# EXERCISE INPUTS start

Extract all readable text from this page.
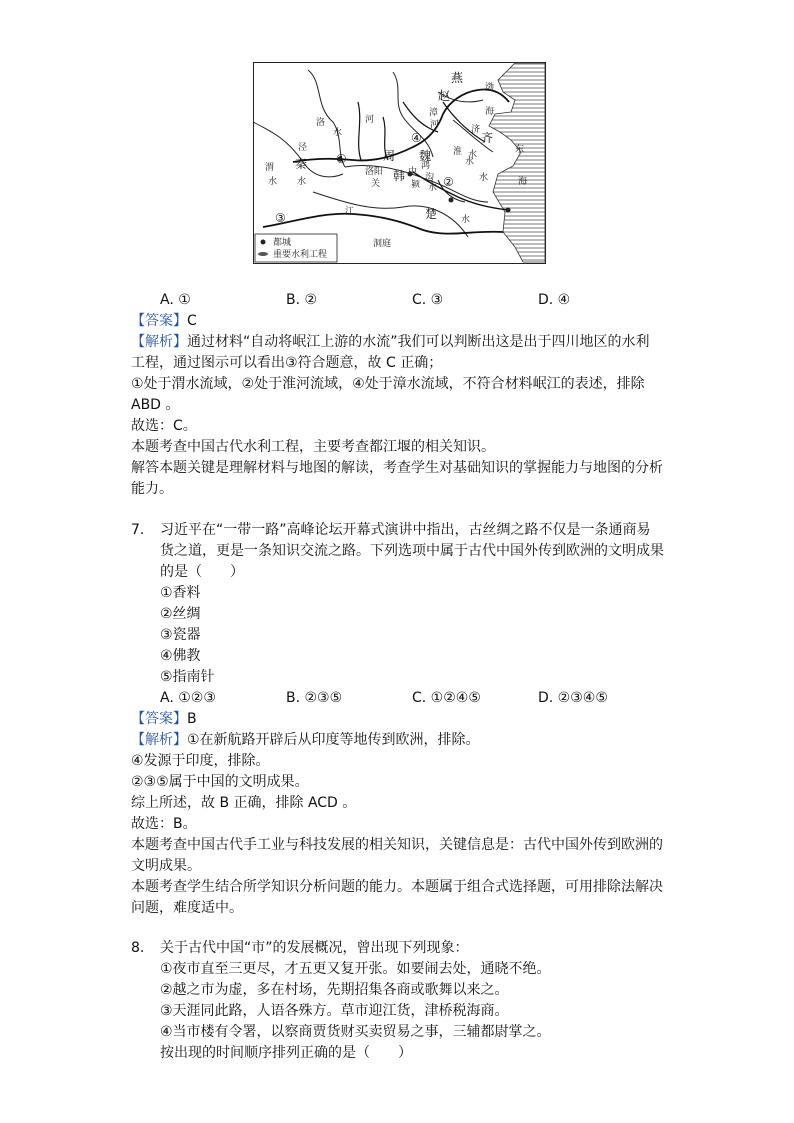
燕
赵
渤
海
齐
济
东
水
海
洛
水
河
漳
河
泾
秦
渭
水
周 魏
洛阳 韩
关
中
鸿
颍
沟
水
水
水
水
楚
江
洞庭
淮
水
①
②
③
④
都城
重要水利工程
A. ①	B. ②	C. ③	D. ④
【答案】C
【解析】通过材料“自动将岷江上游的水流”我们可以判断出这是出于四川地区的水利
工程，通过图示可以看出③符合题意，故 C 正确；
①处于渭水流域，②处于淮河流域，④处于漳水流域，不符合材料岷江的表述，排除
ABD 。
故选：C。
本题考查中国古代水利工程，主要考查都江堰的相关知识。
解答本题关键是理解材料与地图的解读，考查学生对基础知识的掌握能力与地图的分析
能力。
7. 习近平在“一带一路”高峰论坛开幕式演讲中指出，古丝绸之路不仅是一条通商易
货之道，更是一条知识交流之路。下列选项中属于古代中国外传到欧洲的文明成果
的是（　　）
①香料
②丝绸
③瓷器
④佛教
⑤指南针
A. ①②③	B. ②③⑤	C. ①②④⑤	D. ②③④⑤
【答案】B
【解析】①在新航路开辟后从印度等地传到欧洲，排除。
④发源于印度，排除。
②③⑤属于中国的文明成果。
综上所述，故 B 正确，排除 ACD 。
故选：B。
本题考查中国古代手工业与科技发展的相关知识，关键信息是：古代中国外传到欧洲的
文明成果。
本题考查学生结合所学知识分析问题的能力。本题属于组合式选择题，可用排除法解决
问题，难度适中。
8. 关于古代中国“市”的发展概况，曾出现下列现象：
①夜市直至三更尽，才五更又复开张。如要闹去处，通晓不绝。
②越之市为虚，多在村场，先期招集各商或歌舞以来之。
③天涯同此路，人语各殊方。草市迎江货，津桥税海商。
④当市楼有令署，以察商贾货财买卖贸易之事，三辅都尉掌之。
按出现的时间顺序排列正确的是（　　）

# EXERCISE INPUTS end

» WHAT TO PRODUCE
Print out every entry above without changing a word, and leave out the pictures.

» RIGHT ANSWER
Extract all readable text from this page.
燕
赵
渤
海
齐
济
东
水
海
洛
水
河
漳
河
泾
秦
渭
水
周 魏
洛阳 韩
关
中
鸿
颍
沟
水
水
水
水
楚
江
洞庭
淮
水
①
②
③
④
都城
重要水利工程
A. ①	B. ②	C. ③	D. ④
【答案】C
【解析】通过材料“自动将岷江上游的水流”我们可以判断出这是出于四川地区的水利
工程，通过图示可以看出③符合题意，故 C 正确；
①处于渭水流域，②处于淮河流域，④处于漳水流域，不符合材料岷江的表述，排除
ABD 。
故选：C。
本题考查中国古代水利工程，主要考查都江堰的相关知识。
解答本题关键是理解材料与地图的解读，考查学生对基础知识的掌握能力与地图的分析
能力。
7. 习近平在“一带一路”高峰论坛开幕式演讲中指出，古丝绸之路不仅是一条通商易
货之道，更是一条知识交流之路。下列选项中属于古代中国外传到欧洲的文明成果
的是（　　）
①香料
②丝绸
③瓷器
④佛教
⑤指南针
A. ①②③	B. ②③⑤	C. ①②④⑤	D. ②③④⑤
【答案】B
【解析】①在新航路开辟后从印度等地传到欧洲，排除。
④发源于印度，排除。
②③⑤属于中国的文明成果。
综上所述，故 B 正确，排除 ACD 。
故选：B。
本题考查中国古代手工业与科技发展的相关知识，关键信息是：古代中国外传到欧洲的
文明成果。
本题考查学生结合所学知识分析问题的能力。本题属于组合式选择题，可用排除法解决
问题，难度适中。
8. 关于古代中国“市”的发展概况，曾出现下列现象：
①夜市直至三更尽，才五更又复开张。如要闹去处，通晓不绝。
②越之市为虚，多在村场，先期招集各商或歌舞以来之。
③天涯同此路，人语各殊方。草市迎江货，津桥税海商。
④当市楼有令署，以察商贾货财买卖贸易之事，三辅都尉掌之。
按出现的时间顺序排列正确的是（　　）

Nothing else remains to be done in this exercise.